* **THE TASK**
Locate every line in the records below that holds the word "Self" and return each one.

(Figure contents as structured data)
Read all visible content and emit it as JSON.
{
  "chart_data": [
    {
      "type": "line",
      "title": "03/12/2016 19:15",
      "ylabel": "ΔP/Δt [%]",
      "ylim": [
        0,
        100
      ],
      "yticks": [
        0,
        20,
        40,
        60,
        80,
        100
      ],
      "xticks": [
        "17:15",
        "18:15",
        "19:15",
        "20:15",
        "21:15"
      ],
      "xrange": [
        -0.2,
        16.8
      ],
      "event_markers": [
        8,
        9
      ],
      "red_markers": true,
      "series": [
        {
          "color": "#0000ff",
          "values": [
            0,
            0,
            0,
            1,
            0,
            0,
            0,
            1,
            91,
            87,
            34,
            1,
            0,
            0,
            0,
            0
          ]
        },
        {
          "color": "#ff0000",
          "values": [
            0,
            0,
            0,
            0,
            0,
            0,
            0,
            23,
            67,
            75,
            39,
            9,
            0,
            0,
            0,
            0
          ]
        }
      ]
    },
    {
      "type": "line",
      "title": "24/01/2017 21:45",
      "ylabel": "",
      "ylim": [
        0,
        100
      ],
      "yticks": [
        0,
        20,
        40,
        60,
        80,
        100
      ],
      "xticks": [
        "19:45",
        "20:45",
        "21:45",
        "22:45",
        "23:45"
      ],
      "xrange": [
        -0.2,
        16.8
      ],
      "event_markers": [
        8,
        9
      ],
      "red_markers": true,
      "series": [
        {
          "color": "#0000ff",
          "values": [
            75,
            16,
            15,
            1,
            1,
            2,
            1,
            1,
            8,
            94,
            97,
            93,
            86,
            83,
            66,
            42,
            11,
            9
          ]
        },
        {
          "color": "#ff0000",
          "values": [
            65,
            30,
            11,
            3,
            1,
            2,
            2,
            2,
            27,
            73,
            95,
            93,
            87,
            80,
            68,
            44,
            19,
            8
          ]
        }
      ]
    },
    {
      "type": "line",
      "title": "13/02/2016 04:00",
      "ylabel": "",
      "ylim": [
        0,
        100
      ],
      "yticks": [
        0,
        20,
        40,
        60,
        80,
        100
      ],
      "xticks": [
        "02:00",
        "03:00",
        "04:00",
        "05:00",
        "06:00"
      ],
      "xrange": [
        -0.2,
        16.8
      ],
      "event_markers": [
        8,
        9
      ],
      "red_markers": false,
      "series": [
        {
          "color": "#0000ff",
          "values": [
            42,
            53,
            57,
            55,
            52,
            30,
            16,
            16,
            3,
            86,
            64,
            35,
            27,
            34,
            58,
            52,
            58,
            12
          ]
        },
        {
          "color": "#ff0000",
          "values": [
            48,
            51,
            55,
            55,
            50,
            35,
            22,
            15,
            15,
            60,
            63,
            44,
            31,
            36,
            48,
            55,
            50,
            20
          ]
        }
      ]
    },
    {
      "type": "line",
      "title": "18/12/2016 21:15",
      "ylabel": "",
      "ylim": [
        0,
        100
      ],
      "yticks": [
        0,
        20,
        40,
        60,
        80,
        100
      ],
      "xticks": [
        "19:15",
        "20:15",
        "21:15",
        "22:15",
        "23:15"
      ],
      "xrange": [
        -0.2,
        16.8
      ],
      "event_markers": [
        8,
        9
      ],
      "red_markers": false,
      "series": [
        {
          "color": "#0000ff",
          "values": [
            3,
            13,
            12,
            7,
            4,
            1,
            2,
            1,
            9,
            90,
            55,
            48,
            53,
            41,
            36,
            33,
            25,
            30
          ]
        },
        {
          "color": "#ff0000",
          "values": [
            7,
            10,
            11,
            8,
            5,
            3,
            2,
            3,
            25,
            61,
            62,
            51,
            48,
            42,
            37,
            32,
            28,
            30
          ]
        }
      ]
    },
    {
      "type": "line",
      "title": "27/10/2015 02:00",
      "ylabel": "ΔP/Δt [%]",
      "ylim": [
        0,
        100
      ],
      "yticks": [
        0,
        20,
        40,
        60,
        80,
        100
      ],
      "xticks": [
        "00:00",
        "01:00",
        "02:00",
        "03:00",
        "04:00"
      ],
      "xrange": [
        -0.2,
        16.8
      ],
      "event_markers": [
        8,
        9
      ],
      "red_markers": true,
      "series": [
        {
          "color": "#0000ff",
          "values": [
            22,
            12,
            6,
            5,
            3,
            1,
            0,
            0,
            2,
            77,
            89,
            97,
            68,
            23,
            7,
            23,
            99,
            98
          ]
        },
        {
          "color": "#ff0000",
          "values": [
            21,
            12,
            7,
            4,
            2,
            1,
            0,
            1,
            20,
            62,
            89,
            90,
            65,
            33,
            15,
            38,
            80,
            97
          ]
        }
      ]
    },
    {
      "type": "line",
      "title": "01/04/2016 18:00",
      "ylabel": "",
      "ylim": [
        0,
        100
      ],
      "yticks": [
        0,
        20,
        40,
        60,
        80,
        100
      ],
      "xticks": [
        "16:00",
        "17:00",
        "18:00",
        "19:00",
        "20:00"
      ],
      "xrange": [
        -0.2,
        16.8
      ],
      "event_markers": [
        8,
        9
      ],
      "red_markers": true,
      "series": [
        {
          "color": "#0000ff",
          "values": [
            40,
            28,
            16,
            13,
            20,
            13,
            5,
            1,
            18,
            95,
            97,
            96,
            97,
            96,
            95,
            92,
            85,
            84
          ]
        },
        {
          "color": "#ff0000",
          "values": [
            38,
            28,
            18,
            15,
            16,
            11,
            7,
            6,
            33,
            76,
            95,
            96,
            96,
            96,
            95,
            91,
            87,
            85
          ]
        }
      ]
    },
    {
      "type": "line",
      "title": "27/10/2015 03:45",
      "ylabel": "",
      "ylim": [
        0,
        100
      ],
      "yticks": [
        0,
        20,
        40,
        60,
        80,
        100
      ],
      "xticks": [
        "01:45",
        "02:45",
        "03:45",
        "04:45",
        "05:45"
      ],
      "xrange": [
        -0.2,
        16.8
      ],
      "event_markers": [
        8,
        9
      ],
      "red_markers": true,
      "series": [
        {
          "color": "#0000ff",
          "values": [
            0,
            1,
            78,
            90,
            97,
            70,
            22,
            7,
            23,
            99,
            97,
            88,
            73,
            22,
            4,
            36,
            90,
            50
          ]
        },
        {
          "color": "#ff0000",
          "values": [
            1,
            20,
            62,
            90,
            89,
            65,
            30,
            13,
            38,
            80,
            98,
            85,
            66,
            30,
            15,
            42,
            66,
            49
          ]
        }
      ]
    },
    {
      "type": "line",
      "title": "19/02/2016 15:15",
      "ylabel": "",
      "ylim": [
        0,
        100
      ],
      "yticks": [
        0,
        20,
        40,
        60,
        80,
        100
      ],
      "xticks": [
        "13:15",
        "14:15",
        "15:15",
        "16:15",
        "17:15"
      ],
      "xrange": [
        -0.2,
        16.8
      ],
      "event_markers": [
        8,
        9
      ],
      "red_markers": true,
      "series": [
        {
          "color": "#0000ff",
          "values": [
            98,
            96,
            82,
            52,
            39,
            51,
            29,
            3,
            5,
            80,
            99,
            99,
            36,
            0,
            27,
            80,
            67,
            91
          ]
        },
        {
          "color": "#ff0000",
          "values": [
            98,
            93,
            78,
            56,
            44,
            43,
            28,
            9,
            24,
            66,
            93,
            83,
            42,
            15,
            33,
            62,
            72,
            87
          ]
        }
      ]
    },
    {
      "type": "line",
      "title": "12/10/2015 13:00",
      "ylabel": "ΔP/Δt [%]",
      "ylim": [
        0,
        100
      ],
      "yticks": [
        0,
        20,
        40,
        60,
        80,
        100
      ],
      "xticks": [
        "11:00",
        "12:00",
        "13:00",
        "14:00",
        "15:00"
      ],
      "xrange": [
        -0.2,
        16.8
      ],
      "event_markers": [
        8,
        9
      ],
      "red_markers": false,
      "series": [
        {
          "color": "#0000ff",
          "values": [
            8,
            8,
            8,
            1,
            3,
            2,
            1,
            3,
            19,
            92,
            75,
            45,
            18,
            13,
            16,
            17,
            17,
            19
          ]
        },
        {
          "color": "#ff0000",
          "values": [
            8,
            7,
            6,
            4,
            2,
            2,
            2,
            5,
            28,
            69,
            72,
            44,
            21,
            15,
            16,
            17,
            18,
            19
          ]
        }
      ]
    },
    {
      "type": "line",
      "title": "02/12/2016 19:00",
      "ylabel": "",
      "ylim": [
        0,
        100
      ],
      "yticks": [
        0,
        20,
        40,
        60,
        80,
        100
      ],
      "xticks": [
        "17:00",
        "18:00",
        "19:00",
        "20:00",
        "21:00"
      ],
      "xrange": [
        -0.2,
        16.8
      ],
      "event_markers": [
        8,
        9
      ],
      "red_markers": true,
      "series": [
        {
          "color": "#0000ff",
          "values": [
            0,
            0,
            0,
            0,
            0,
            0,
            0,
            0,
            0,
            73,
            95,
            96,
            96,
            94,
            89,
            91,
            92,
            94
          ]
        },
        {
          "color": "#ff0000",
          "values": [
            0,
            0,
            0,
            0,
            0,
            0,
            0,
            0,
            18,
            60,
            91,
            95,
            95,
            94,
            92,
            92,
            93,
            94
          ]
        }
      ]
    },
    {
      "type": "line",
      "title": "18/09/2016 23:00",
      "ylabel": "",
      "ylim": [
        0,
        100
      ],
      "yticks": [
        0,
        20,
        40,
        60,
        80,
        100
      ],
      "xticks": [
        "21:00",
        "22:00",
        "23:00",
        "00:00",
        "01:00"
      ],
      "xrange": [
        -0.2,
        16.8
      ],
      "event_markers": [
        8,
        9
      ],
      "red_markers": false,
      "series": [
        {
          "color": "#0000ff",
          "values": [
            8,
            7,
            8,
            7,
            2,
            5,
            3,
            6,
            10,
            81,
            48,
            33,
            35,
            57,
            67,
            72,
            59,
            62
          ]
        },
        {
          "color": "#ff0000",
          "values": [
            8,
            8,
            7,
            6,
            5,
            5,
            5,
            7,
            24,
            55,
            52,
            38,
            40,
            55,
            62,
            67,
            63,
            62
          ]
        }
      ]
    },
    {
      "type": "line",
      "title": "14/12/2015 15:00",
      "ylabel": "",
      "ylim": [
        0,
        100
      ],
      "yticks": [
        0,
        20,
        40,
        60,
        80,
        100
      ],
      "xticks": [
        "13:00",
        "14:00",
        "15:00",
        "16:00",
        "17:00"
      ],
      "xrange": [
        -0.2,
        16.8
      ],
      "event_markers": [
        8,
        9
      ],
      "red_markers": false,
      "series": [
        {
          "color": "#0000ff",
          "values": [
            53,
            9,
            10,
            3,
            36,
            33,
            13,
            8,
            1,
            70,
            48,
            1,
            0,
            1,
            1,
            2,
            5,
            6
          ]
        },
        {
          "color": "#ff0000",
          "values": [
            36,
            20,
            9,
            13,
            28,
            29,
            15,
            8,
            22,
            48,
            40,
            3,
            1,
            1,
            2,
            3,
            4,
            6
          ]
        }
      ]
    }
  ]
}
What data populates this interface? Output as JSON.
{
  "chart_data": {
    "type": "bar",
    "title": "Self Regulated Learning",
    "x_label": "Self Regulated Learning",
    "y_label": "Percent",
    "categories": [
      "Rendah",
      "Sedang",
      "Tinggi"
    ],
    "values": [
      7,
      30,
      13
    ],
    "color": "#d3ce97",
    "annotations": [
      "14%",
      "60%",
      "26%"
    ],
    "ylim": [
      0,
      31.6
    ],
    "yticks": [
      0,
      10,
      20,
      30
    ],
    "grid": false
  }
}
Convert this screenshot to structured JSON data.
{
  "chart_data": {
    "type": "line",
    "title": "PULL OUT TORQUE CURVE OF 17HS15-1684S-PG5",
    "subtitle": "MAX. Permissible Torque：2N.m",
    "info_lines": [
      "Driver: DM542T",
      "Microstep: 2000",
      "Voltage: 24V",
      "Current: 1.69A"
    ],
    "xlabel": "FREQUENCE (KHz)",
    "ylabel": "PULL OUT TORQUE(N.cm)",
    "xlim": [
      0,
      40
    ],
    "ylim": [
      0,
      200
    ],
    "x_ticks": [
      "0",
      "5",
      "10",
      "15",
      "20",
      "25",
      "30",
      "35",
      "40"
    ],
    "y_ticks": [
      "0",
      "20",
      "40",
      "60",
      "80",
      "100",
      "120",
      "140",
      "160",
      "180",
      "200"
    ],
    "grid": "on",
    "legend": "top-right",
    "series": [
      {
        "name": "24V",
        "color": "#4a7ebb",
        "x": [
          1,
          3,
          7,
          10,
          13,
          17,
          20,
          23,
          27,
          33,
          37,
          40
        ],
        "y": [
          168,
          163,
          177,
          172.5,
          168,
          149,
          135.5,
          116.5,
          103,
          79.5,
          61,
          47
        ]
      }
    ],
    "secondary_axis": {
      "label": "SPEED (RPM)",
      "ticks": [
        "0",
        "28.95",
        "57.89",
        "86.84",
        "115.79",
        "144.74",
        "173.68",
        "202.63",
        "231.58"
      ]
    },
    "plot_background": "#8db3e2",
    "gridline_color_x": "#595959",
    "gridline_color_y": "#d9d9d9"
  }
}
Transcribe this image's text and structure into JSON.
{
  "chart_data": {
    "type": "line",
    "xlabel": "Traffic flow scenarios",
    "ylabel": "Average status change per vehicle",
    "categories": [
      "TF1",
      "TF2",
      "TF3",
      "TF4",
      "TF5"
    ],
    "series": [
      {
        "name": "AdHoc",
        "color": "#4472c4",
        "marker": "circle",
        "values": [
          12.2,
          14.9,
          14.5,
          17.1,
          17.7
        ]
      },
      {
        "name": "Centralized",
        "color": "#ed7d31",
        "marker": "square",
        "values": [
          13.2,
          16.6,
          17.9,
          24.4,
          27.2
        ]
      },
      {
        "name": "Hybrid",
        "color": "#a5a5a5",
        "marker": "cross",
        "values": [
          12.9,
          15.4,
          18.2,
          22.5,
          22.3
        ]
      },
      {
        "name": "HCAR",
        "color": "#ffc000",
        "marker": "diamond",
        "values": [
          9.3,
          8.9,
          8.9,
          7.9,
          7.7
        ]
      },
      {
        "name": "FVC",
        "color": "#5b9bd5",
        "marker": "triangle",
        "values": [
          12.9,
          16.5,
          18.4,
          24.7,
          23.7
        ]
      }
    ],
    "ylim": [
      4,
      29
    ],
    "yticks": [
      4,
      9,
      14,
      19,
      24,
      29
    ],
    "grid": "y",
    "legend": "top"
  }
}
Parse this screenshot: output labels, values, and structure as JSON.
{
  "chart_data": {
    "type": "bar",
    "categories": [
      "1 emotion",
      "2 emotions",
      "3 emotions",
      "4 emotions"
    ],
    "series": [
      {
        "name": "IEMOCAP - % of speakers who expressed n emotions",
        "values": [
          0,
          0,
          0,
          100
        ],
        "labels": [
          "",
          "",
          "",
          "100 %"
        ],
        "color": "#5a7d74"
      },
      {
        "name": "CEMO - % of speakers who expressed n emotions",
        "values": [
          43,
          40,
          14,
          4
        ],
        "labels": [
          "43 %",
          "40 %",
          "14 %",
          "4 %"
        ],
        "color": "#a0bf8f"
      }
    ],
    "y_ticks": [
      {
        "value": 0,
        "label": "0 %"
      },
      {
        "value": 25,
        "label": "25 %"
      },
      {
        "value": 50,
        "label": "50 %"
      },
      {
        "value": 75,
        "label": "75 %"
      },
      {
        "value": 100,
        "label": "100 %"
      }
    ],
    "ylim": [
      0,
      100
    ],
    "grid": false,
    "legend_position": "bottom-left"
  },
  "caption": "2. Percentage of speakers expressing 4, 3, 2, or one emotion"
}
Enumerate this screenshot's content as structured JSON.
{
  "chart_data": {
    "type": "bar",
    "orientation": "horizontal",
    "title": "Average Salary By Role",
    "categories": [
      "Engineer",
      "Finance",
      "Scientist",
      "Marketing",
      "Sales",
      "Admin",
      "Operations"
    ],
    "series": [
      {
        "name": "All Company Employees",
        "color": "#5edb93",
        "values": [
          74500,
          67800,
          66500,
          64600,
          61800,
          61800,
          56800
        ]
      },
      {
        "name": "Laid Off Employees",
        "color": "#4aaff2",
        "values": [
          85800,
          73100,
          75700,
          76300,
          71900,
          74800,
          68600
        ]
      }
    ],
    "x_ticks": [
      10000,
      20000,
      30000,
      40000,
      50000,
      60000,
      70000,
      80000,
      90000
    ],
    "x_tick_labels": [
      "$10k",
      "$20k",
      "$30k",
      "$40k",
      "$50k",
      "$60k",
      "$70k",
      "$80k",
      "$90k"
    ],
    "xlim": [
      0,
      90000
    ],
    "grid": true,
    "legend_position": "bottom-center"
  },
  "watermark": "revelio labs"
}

* **RESULT FOR THIS TASK**
    "title": "Self Regulated Learning",
    "x_label": "Self Regulated Learning",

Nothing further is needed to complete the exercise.